_Listed entries:_
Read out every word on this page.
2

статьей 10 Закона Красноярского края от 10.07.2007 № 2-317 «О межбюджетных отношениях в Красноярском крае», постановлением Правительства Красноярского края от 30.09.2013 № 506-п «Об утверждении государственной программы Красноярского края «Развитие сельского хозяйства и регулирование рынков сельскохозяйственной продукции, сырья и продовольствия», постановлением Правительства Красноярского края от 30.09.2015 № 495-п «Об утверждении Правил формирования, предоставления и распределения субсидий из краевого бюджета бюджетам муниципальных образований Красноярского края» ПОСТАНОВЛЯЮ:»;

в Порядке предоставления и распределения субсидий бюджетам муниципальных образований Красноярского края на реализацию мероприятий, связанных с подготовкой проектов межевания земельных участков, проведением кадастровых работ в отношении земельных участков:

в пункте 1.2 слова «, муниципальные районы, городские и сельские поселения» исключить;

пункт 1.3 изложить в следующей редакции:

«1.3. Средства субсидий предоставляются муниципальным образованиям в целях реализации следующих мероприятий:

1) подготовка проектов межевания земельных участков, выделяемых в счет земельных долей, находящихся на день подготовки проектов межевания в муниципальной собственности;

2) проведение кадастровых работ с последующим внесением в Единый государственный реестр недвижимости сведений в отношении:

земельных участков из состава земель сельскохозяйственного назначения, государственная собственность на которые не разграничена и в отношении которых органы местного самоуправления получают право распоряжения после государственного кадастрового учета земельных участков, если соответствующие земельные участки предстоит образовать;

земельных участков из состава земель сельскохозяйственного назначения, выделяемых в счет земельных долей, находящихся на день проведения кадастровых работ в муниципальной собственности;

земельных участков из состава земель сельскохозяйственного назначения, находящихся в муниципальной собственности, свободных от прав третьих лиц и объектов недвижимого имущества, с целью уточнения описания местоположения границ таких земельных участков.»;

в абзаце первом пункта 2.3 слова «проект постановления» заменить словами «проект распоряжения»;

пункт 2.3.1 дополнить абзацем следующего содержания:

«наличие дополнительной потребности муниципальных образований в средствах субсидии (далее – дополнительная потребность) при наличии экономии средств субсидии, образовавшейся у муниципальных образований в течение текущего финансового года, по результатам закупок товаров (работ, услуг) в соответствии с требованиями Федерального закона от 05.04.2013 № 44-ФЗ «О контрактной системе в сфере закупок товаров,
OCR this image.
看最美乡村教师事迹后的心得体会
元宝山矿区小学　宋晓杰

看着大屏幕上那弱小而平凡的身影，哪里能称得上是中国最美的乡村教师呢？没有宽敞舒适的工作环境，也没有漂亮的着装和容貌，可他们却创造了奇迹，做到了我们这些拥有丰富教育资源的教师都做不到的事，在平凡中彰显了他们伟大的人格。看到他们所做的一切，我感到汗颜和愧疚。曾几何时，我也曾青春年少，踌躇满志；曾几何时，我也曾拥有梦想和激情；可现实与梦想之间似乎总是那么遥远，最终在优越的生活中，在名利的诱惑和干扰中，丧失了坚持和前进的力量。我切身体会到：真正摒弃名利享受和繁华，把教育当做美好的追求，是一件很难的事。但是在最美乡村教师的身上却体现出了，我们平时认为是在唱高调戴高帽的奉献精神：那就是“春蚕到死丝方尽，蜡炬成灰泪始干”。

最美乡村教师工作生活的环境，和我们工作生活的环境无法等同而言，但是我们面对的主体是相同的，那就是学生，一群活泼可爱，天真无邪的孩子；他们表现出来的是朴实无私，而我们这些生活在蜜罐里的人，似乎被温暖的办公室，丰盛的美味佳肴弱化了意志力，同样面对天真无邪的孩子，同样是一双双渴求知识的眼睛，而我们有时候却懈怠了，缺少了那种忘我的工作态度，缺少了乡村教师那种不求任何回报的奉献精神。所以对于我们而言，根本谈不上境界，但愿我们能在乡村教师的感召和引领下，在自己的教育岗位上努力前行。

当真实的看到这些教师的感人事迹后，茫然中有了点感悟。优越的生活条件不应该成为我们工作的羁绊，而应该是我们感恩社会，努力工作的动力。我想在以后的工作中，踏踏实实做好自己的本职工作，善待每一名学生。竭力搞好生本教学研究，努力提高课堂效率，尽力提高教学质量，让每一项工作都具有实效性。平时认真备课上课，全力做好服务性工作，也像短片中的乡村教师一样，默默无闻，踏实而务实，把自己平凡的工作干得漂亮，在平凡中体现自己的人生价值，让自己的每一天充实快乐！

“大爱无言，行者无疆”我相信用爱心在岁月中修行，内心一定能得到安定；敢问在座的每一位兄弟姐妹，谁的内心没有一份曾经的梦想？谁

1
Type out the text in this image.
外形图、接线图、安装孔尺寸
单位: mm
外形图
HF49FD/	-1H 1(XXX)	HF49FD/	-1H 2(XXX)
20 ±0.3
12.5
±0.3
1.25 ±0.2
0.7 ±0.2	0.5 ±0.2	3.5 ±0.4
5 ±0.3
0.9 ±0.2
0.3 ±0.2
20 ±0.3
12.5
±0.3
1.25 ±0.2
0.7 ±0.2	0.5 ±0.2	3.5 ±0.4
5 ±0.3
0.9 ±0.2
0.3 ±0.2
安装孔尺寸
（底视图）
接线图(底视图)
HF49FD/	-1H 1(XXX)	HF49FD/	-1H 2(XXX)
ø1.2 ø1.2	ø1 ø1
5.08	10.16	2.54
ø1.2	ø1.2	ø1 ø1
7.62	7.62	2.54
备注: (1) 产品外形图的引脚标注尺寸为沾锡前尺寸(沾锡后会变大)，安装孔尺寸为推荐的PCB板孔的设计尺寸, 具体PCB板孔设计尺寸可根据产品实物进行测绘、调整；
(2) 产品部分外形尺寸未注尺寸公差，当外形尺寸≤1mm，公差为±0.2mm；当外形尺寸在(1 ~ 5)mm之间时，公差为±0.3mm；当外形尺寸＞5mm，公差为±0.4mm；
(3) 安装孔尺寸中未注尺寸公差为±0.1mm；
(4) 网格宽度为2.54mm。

_Task directions:_
Repeat every line of the records above exactly.

_Response to the task:_
Read out every word on this page.
2

статьей 10 Закона Красноярского края от 10.07.2007 № 2-317 «О межбюджетных отношениях в Красноярском крае», постановлением Правительства Красноярского края от 30.09.2013 № 506-п «Об утверждении государственной программы Красноярского края «Развитие сельского хозяйства и регулирование рынков сельскохозяйственной продукции, сырья и продовольствия», постановлением Правительства Красноярского края от 30.09.2015 № 495-п «Об утверждении Правил формирования, предоставления и распределения субсидий из краевого бюджета бюджетам муниципальных образований Красноярского края» ПОСТАНОВЛЯЮ:»;

в Порядке предоставления и распределения субсидий бюджетам муниципальных образований Красноярского края на реализацию мероприятий, связанных с подготовкой проектов межевания земельных участков, проведением кадастровых работ в отношении земельных участков:

в пункте 1.2 слова «, муниципальные районы, городские и сельские поселения» исключить;

пункт 1.3 изложить в следующей редакции:

«1.3. Средства субсидий предоставляются муниципальным образованиям в целях реализации следующих мероприятий:

1) подготовка проектов межевания земельных участков, выделяемых в счет земельных долей, находящихся на день подготовки проектов межевания в муниципальной собственности;

2) проведение кадастровых работ с последующим внесением в Единый государственный реестр недвижимости сведений в отношении:

земельных участков из состава земель сельскохозяйственного назначения, государственная собственность на которые не разграничена и в отношении которых органы местного самоуправления получают право распоряжения после государственного кадастрового учета земельных участков, если соответствующие земельные участки предстоит образовать;

земельных участков из состава земель сельскохозяйственного назначения, выделяемых в счет земельных долей, находящихся на день проведения кадастровых работ в муниципальной собственности;

земельных участков из состава земель сельскохозяйственного назначения, находящихся в муниципальной собственности, свободных от прав третьих лиц и объектов недвижимого имущества, с целью уточнения описания местоположения границ таких земельных участков.»;

в абзаце первом пункта 2.3 слова «проект постановления» заменить словами «проект распоряжения»;

пункт 2.3.1 дополнить абзацем следующего содержания:

«наличие дополнительной потребности муниципальных образований в средствах субсидии (далее – дополнительная потребность) при наличии экономии средств субсидии, образовавшейся у муниципальных образований в течение текущего финансового года, по результатам закупок товаров (работ, услуг) в соответствии с требованиями Федерального закона от 05.04.2013 № 44-ФЗ «О контрактной системе в сфере закупок товаров,
OCR this image.
看最美乡村教师事迹后的心得体会
元宝山矿区小学　宋晓杰

看着大屏幕上那弱小而平凡的身影，哪里能称得上是中国最美的乡村教师呢？没有宽敞舒适的工作环境，也没有漂亮的着装和容貌，可他们却创造了奇迹，做到了我们这些拥有丰富教育资源的教师都做不到的事，在平凡中彰显了他们伟大的人格。看到他们所做的一切，我感到汗颜和愧疚。曾几何时，我也曾青春年少，踌躇满志；曾几何时，我也曾拥有梦想和激情；可现实与梦想之间似乎总是那么遥远，最终在优越的生活中，在名利的诱惑和干扰中，丧失了坚持和前进的力量。我切身体会到：真正摒弃名利享受和繁华，把教育当做美好的追求，是一件很难的事。但是在最美乡村教师的身上却体现出了，我们平时认为是在唱高调戴高帽的奉献精神：那就是“春蚕到死丝方尽，蜡炬成灰泪始干”。

最美乡村教师工作生活的环境，和我们工作生活的环境无法等同而言，但是我们面对的主体是相同的，那就是学生，一群活泼可爱，天真无邪的孩子；他们表现出来的是朴实无私，而我们这些生活在蜜罐里的人，似乎被温暖的办公室，丰盛的美味佳肴弱化了意志力，同样面对天真无邪的孩子，同样是一双双渴求知识的眼睛，而我们有时候却懈怠了，缺少了那种忘我的工作态度，缺少了乡村教师那种不求任何回报的奉献精神。所以对于我们而言，根本谈不上境界，但愿我们能在乡村教师的感召和引领下，在自己的教育岗位上努力前行。

当真实的看到这些教师的感人事迹后，茫然中有了点感悟。优越的生活条件不应该成为我们工作的羁绊，而应该是我们感恩社会，努力工作的动力。我想在以后的工作中，踏踏实实做好自己的本职工作，善待每一名学生。竭力搞好生本教学研究，努力提高课堂效率，尽力提高教学质量，让每一项工作都具有实效性。平时认真备课上课，全力做好服务性工作，也像短片中的乡村教师一样，默默无闻，踏实而务实，把自己平凡的工作干得漂亮，在平凡中体现自己的人生价值，让自己的每一天充实快乐！

“大爱无言，行者无疆”我相信用爱心在岁月中修行，内心一定能得到安定；敢问在座的每一位兄弟姐妹，谁的内心没有一份曾经的梦想？谁

1
Type out the text in this image.
外形图、接线图、安装孔尺寸
单位: mm
外形图
HF49FD/	-1H 1(XXX)	HF49FD/	-1H 2(XXX)
20 ±0.3
12.5
±0.3
1.25 ±0.2
0.7 ±0.2	0.5 ±0.2	3.5 ±0.4
5 ±0.3
0.9 ±0.2
0.3 ±0.2
20 ±0.3
12.5
±0.3
1.25 ±0.2
0.7 ±0.2	0.5 ±0.2	3.5 ±0.4
5 ±0.3
0.9 ±0.2
0.3 ±0.2
安装孔尺寸
（底视图）
接线图(底视图)
HF49FD/	-1H 1(XXX)	HF49FD/	-1H 2(XXX)
ø1.2 ø1.2	ø1 ø1
5.08	10.16	2.54
ø1.2	ø1.2	ø1 ø1
7.62	7.62	2.54
备注: (1) 产品外形图的引脚标注尺寸为沾锡前尺寸(沾锡后会变大)，安装孔尺寸为推荐的PCB板孔的设计尺寸, 具体PCB板孔设计尺寸可根据产品实物进行测绘、调整；
(2) 产品部分外形尺寸未注尺寸公差，当外形尺寸≤1mm，公差为±0.2mm；当外形尺寸在(1 ~ 5)mm之间时，公差为±0.3mm；当外形尺寸＞5mm，公差为±0.4mm；
(3) 安装孔尺寸中未注尺寸公差为±0.1mm；
(4) 网格宽度为2.54mm。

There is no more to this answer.